▶ **What to do**
Copy every line from the records below that holds the word "Swype".

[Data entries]

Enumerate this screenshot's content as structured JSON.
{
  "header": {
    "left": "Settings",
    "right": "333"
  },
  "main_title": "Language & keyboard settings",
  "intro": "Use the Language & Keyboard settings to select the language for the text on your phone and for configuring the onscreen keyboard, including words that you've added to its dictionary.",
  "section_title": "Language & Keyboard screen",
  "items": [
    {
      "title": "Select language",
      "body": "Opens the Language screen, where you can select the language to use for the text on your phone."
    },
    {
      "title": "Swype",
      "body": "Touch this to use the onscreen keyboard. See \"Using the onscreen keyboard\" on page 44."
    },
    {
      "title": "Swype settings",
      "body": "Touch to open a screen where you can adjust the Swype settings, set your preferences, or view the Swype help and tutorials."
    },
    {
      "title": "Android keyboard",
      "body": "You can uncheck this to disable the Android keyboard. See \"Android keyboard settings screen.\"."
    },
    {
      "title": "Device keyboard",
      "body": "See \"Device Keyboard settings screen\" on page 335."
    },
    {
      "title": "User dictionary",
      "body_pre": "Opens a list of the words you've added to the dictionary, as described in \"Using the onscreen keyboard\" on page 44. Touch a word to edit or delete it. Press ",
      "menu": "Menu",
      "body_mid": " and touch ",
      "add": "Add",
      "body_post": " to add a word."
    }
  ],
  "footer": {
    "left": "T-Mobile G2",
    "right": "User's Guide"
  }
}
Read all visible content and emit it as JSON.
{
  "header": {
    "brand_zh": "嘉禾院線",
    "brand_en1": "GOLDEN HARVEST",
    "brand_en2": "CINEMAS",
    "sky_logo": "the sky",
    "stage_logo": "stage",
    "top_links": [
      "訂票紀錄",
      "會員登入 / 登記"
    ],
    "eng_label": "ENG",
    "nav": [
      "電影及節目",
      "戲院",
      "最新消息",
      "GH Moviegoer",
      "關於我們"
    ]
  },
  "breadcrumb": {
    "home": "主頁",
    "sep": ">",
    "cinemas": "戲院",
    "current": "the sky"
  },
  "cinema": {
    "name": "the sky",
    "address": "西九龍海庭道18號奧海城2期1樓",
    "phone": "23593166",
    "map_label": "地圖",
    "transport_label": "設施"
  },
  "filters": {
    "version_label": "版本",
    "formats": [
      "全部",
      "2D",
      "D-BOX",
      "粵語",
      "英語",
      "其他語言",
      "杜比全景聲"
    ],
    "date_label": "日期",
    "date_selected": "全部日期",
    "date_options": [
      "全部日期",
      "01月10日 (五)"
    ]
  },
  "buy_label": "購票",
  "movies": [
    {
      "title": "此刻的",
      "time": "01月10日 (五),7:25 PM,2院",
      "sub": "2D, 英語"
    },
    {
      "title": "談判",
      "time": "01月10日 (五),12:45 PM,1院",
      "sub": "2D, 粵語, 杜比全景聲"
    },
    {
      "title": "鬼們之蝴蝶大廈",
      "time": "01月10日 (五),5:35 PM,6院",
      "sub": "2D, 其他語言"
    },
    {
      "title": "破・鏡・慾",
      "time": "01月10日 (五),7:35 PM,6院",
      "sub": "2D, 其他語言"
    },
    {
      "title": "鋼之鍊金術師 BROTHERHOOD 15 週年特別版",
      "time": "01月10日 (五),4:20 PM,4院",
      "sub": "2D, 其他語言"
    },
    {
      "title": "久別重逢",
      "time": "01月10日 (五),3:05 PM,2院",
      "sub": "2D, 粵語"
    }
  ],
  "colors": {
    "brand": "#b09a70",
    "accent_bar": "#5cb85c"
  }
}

▶ **Full solution**
      "title": "Swype",
      "title": "Swype settings",
      "body": "Touch to open a screen where you can adjust the Swype settings, set your preferences, or view the Swype help and tutorials."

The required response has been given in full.